──────── Texto de referencia
Se ha dicho que Colombia es un país de contrastes y sin duda lo somos en todo este tipo de asuntos. Saltamos como con garrocha de un principio radical a otro absolutamente disoluto. Las reglas sobre nacionalidad eran precisas y se basaban en una combinación de elementos: vínculo de sangre, unido al suelo o al domicilio. Luego todo se volvió un sancocho, y la tapa es la disposición que reza con mucho humor cínico que “únicamente” (subrayo) el presidente puede eximir de los requisitos para la nacionalidad (Ley 43 de 1993, modificada por la Ley 962 de 2005). En román paladino (en palabras simples), puede otorgarle la nacionalidad a quien le venga en gana. Una prerrogativa que no tienen ni los monarcas.
Desde que Bolívar (no el papá de Gustavo sino el Libertador) liberó estas repúblicas tuvo la ilusión de que constituyeran unos Estados unidos suramericanos. Bajo ese ideal las constituciones del Continente incluyen cláusulas que les reconocen a los latinoamericanos por nacimiento el derecho de que se les otorgue la nacionalidad siempre que cumplan unos requisitos. Esto se conoce como privilegio legal. La Carta de 1886 consideraba como nacionales “por origen y vecindad” a “cualquier” hispanoamericano que solicite ser inscrito ante la municipalidad.
Hoy lo único que opera es que los latinoamericanos por nacimiento y “los del Caribe” pueden obtener la nacionalidad colombiana solicitando su inscripción como colombianos. Por arte de birlibirloque lo que era un derecho pasó a ser simple liberalidad, extendida a los paisanos jamaiquinos de Bob Marley. Se les exige menos término de residencia. De resto, toda la diferencia consiste en que se les otorga la nacionalidad por una “resolución de inscripción”; mientras que a los demás extranjeros se les concede por carta de naturaleza.
────────────────
──────── Filas
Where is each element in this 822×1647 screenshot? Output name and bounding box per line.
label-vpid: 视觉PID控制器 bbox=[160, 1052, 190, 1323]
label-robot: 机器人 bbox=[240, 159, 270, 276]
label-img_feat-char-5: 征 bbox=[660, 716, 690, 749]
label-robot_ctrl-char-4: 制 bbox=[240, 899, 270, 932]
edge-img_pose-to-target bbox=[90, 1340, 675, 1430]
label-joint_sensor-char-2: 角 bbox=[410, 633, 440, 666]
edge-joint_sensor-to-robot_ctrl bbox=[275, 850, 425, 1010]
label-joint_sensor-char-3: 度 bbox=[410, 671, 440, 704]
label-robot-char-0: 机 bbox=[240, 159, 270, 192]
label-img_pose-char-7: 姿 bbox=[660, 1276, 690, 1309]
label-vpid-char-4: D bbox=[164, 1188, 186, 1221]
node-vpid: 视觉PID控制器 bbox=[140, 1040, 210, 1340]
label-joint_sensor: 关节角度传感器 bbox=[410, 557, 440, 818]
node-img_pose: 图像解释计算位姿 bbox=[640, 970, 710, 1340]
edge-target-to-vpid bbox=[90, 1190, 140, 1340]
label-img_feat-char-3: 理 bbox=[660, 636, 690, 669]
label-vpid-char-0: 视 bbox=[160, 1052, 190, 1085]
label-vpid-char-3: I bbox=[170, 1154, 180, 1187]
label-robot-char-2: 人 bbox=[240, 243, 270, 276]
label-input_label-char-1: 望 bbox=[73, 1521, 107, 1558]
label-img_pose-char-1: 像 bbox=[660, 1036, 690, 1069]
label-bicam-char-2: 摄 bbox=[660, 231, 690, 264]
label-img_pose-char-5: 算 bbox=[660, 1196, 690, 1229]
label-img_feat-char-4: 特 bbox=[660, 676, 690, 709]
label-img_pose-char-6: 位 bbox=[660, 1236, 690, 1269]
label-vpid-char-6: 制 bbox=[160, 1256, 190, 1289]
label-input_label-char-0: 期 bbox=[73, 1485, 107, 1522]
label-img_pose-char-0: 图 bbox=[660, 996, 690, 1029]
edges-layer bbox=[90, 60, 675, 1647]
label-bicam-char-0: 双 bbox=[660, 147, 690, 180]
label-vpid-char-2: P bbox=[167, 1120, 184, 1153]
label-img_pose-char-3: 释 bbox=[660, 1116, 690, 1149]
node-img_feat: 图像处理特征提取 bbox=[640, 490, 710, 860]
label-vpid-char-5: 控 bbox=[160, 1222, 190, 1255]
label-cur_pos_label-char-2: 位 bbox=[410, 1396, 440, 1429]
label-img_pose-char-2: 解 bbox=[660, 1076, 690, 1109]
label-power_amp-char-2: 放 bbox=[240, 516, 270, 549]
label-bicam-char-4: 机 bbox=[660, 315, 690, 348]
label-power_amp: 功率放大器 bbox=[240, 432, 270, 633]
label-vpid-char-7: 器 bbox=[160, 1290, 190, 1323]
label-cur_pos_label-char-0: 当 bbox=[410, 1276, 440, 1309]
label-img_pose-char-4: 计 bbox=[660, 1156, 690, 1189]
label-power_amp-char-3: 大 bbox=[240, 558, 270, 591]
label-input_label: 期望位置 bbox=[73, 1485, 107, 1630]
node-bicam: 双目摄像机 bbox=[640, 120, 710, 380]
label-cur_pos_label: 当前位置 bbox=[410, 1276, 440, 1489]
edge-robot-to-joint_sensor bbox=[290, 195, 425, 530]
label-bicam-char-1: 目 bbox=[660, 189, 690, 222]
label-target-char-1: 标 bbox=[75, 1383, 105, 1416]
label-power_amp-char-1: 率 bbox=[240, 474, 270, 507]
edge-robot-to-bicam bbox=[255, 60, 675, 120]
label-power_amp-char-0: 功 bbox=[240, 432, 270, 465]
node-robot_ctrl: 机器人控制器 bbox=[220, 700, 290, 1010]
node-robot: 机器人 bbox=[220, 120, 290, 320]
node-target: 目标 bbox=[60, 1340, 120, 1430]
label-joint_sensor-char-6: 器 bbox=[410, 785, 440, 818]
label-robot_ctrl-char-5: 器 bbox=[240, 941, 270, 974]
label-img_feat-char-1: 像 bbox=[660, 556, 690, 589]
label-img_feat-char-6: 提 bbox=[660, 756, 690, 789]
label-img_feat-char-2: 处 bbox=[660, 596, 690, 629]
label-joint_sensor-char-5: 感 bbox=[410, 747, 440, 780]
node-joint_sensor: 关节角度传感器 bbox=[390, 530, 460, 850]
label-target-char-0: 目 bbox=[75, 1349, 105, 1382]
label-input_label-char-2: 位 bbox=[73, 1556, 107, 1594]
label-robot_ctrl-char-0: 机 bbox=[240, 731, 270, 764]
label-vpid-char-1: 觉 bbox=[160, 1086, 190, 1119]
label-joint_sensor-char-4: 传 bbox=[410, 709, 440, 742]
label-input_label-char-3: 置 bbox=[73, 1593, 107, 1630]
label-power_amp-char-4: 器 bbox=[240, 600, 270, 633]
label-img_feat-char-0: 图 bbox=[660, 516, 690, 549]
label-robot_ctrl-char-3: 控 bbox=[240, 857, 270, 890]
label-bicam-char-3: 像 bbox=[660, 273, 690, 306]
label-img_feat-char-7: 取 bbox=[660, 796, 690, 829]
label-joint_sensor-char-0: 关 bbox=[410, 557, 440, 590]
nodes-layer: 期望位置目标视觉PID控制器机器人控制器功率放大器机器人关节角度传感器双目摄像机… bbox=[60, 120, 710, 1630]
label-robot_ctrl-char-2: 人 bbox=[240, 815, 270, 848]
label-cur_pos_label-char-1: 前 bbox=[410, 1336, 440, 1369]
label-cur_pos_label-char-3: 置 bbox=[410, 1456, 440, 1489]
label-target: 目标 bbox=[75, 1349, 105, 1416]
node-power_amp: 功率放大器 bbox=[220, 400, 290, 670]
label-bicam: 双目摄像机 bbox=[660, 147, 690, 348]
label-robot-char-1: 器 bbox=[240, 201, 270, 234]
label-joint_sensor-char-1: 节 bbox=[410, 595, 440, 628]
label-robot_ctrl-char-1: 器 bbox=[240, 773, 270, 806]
────────────────
__Objetivo del ejercicio__
Según el texto de referencia, ¿mediante qué acto se otorga hoy la nacionalidad colombiana a los latinoamericanos por nacimiento y a "los del Caribe"?

__Su solución__
Mediante una "resolución de inscripción".